- SET PROBLEM -
Within the material below, find each line bearing the word "baik" and present it.

Dataset items:
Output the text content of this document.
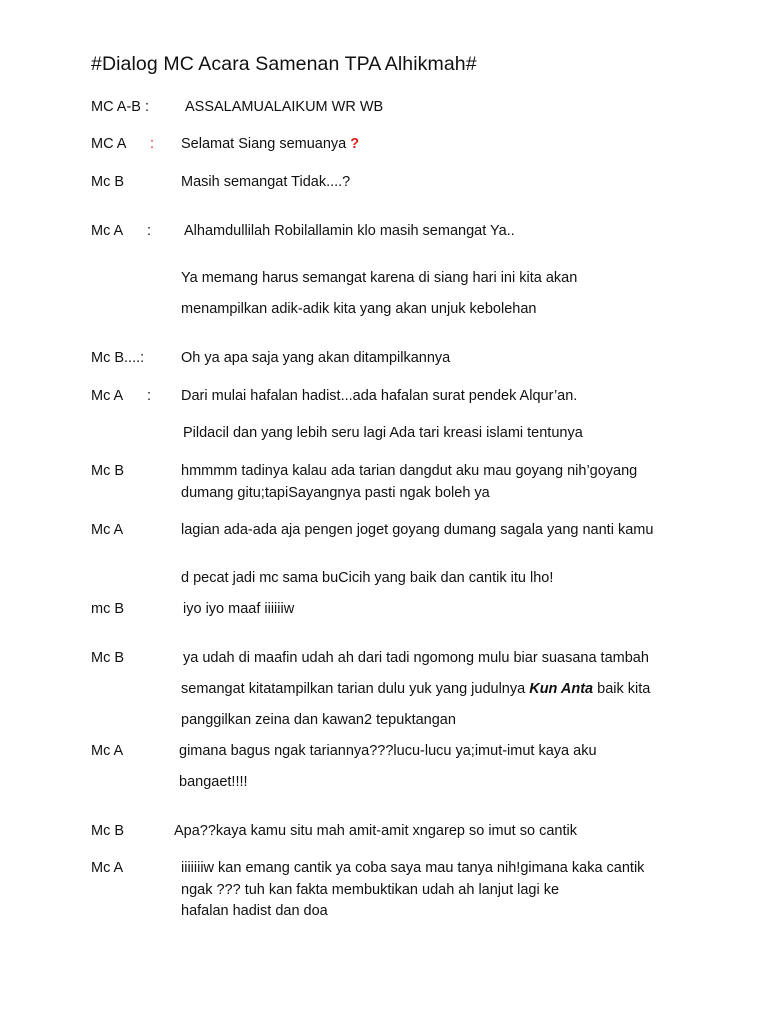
#Dialog MC Acara Samenan TPA Alhikmah#
MC A-B : ASSALAMUALAIKUM WR WB
MC A : Selamat Siang semuanya ?
Mc B	Masih semangat Tidak....?
Mc A : Alhamdullilah Robilallamin klo masih semangat Ya..
Ya memang harus semangat karena di siang hari ini kita akan
menampilkan adik-adik kita yang akan unjuk kebolehan
Mc B....:	Oh ya apa saja yang akan ditampilkannya
Mc A : Dari mulai hafalan hadist...ada hafalan surat pendek Alqur’an.
Pildacil dan yang lebih seru lagi Ada tari kreasi islami tentunya
Mc B	hmmmm tadinya kalau ada tarian dangdut aku mau goyang nih’goyang
dumang gitu;tapiSayangnya pasti ngak boleh ya
Mc A	lagian ada-ada aja pengen joget goyang dumang sagala yang nanti kamu
d pecat jadi mc sama buCicih yang baik dan cantik itu lho!
mc B	iyo iyo maaf iiiiiiw
Mc B	ya udah di maafin udah ah dari tadi ngomong mulu biar suasana tambah
semangat kitatampilkan tarian dulu yuk yang judulnya Kun Anta baik kita
panggilkan zeina dan kawan2 tepuktangan
Mc A	gimana bagus ngak tariannya???lucu-lucu ya;imut-imut kaya aku
bangaet!!!!
Mc B	Apa??kaya kamu situ mah amit-amit xngarep so imut so cantik
Mc A	iiiiiiiw kan emang cantik ya coba saya mau tanya nih!gimana kaka cantik
ngak ??? tuh kan fakta membuktikan udah ah lanjut lagi ke
hafalan hadist dan doa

- TASK RESULT -
d pecat jadi mc sama buCicih yang baik dan cantik itu lho!
semangat kitatampilkan tarian dulu yuk yang judulnya Kun Anta baik kita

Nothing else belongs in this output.